* **Requirements**
Output the data exactly, with every line intact.

-- Material shown start --

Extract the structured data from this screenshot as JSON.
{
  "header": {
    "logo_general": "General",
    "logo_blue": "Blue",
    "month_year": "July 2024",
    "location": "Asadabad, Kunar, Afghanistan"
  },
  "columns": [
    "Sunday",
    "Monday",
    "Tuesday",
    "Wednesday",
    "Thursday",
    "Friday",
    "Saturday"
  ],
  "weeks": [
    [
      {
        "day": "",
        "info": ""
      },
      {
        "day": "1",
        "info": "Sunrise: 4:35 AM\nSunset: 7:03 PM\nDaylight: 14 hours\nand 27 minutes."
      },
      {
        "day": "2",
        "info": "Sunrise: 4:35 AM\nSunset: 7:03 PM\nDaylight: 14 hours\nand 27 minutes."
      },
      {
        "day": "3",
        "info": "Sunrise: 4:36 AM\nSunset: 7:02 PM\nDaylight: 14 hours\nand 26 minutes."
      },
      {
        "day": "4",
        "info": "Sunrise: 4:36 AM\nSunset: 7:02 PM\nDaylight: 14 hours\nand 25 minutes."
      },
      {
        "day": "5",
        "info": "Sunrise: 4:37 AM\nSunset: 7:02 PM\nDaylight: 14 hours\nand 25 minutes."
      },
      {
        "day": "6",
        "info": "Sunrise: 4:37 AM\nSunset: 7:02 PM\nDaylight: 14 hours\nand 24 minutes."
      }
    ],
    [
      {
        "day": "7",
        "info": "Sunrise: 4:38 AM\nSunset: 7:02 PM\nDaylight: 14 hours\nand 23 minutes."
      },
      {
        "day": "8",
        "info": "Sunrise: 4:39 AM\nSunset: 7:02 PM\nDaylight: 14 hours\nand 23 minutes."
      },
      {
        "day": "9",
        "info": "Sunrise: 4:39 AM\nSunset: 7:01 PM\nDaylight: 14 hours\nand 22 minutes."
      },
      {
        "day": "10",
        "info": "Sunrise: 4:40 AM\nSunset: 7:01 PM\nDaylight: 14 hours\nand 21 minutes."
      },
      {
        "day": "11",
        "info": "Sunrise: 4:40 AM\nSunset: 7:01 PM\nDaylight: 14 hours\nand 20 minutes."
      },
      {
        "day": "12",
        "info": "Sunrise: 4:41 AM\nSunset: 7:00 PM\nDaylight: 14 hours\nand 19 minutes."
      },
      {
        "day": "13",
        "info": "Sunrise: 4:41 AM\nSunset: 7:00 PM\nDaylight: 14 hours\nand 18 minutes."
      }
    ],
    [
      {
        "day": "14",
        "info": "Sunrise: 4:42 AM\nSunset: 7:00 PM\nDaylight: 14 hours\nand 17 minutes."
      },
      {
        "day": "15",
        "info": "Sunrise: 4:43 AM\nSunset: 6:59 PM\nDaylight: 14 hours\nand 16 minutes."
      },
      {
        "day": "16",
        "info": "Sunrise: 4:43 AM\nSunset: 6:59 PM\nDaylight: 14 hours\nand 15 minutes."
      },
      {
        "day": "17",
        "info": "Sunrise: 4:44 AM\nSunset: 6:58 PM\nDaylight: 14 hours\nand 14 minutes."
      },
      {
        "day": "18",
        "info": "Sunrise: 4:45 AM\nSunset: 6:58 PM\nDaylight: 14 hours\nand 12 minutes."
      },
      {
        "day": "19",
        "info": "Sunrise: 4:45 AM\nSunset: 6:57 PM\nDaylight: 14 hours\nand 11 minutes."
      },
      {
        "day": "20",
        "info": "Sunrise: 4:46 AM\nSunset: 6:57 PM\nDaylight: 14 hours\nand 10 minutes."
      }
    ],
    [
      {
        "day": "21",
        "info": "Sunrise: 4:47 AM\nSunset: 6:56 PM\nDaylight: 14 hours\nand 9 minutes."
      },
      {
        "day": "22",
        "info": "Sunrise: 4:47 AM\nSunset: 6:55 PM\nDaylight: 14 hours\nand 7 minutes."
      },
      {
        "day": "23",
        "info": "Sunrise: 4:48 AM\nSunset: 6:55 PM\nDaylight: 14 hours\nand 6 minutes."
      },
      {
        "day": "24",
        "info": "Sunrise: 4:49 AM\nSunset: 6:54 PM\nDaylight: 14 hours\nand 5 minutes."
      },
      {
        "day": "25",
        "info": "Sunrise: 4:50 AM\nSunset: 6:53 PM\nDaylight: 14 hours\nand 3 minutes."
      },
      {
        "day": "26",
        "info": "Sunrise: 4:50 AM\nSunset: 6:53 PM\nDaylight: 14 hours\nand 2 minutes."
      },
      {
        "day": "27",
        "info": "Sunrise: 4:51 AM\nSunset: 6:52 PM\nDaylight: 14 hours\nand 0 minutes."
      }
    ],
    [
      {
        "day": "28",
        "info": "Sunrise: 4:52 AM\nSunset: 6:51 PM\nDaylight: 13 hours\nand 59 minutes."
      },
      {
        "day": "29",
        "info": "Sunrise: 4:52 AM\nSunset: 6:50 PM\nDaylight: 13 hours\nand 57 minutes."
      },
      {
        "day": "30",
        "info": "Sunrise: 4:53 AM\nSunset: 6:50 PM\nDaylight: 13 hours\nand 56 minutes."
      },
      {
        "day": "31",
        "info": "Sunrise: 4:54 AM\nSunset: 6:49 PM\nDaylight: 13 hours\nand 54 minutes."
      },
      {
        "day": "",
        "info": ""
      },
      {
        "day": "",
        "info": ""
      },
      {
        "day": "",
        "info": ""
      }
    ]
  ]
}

-- Material shown end --

* **Result for this task**
Extract the structured data from this screenshot as JSON.
{
  "header": {
    "logo_general": "General",
    "logo_blue": "Blue",
    "month_year": "July 2024",
    "location": "Asadabad, Kunar, Afghanistan"
  },
  "columns": [
    "Sunday",
    "Monday",
    "Tuesday",
    "Wednesday",
    "Thursday",
    "Friday",
    "Saturday"
  ],
  "weeks": [
    [
      {
        "day": "",
        "info": ""
      },
      {
        "day": "1",
        "info": "Sunrise: 4:35 AM\nSunset: 7:03 PM\nDaylight: 14 hours\nand 27 minutes."
      },
      {
        "day": "2",
        "info": "Sunrise: 4:35 AM\nSunset: 7:03 PM\nDaylight: 14 hours\nand 27 minutes."
      },
      {
        "day": "3",
        "info": "Sunrise: 4:36 AM\nSunset: 7:02 PM\nDaylight: 14 hours\nand 26 minutes."
      },
      {
        "day": "4",
        "info": "Sunrise: 4:36 AM\nSunset: 7:02 PM\nDaylight: 14 hours\nand 25 minutes."
      },
      {
        "day": "5",
        "info": "Sunrise: 4:37 AM\nSunset: 7:02 PM\nDaylight: 14 hours\nand 25 minutes."
      },
      {
        "day": "6",
        "info": "Sunrise: 4:37 AM\nSunset: 7:02 PM\nDaylight: 14 hours\nand 24 minutes."
      }
    ],
    [
      {
        "day": "7",
        "info": "Sunrise: 4:38 AM\nSunset: 7:02 PM\nDaylight: 14 hours\nand 23 minutes."
      },
      {
        "day": "8",
        "info": "Sunrise: 4:39 AM\nSunset: 7:02 PM\nDaylight: 14 hours\nand 23 minutes."
      },
      {
        "day": "9",
        "info": "Sunrise: 4:39 AM\nSunset: 7:01 PM\nDaylight: 14 hours\nand 22 minutes."
      },
      {
        "day": "10",
        "info": "Sunrise: 4:40 AM\nSunset: 7:01 PM\nDaylight: 14 hours\nand 21 minutes."
      },
      {
        "day": "11",
        "info": "Sunrise: 4:40 AM\nSunset: 7:01 PM\nDaylight: 14 hours\nand 20 minutes."
      },
      {
        "day": "12",
        "info": "Sunrise: 4:41 AM\nSunset: 7:00 PM\nDaylight: 14 hours\nand 19 minutes."
      },
      {
        "day": "13",
        "info": "Sunrise: 4:41 AM\nSunset: 7:00 PM\nDaylight: 14 hours\nand 18 minutes."
      }
    ],
    [
      {
        "day": "14",
        "info": "Sunrise: 4:42 AM\nSunset: 7:00 PM\nDaylight: 14 hours\nand 17 minutes."
      },
      {
        "day": "15",
        "info": "Sunrise: 4:43 AM\nSunset: 6:59 PM\nDaylight: 14 hours\nand 16 minutes."
      },
      {
        "day": "16",
        "info": "Sunrise: 4:43 AM\nSunset: 6:59 PM\nDaylight: 14 hours\nand 15 minutes."
      },
      {
        "day": "17",
        "info": "Sunrise: 4:44 AM\nSunset: 6:58 PM\nDaylight: 14 hours\nand 14 minutes."
      },
      {
        "day": "18",
        "info": "Sunrise: 4:45 AM\nSunset: 6:58 PM\nDaylight: 14 hours\nand 12 minutes."
      },
      {
        "day": "19",
        "info": "Sunrise: 4:45 AM\nSunset: 6:57 PM\nDaylight: 14 hours\nand 11 minutes."
      },
      {
        "day": "20",
        "info": "Sunrise: 4:46 AM\nSunset: 6:57 PM\nDaylight: 14 hours\nand 10 minutes."
      }
    ],
    [
      {
        "day": "21",
        "info": "Sunrise: 4:47 AM\nSunset: 6:56 PM\nDaylight: 14 hours\nand 9 minutes."
      },
      {
        "day": "22",
        "info": "Sunrise: 4:47 AM\nSunset: 6:55 PM\nDaylight: 14 hours\nand 7 minutes."
      },
      {
        "day": "23",
        "info": "Sunrise: 4:48 AM\nSunset: 6:55 PM\nDaylight: 14 hours\nand 6 minutes."
      },
      {
        "day": "24",
        "info": "Sunrise: 4:49 AM\nSunset: 6:54 PM\nDaylight: 14 hours\nand 5 minutes."
      },
      {
        "day": "25",
        "info": "Sunrise: 4:50 AM\nSunset: 6:53 PM\nDaylight: 14 hours\nand 3 minutes."
      },
      {
        "day": "26",
        "info": "Sunrise: 4:50 AM\nSunset: 6:53 PM\nDaylight: 14 hours\nand 2 minutes."
      },
      {
        "day": "27",
        "info": "Sunrise: 4:51 AM\nSunset: 6:52 PM\nDaylight: 14 hours\nand 0 minutes."
      }
    ],
    [
      {
        "day": "28",
        "info": "Sunrise: 4:52 AM\nSunset: 6:51 PM\nDaylight: 13 hours\nand 59 minutes."
      },
      {
        "day": "29",
        "info": "Sunrise: 4:52 AM\nSunset: 6:50 PM\nDaylight: 13 hours\nand 57 minutes."
      },
      {
        "day": "30",
        "info": "Sunrise: 4:53 AM\nSunset: 6:50 PM\nDaylight: 13 hours\nand 56 minutes."
      },
      {
        "day": "31",
        "info": "Sunrise: 4:54 AM\nSunset: 6:49 PM\nDaylight: 13 hours\nand 54 minutes."
      },
      {
        "day": "",
        "info": ""
      },
      {
        "day": "",
        "info": ""
      },
      {
        "day": "",
        "info": ""
      }
    ]
  ]
}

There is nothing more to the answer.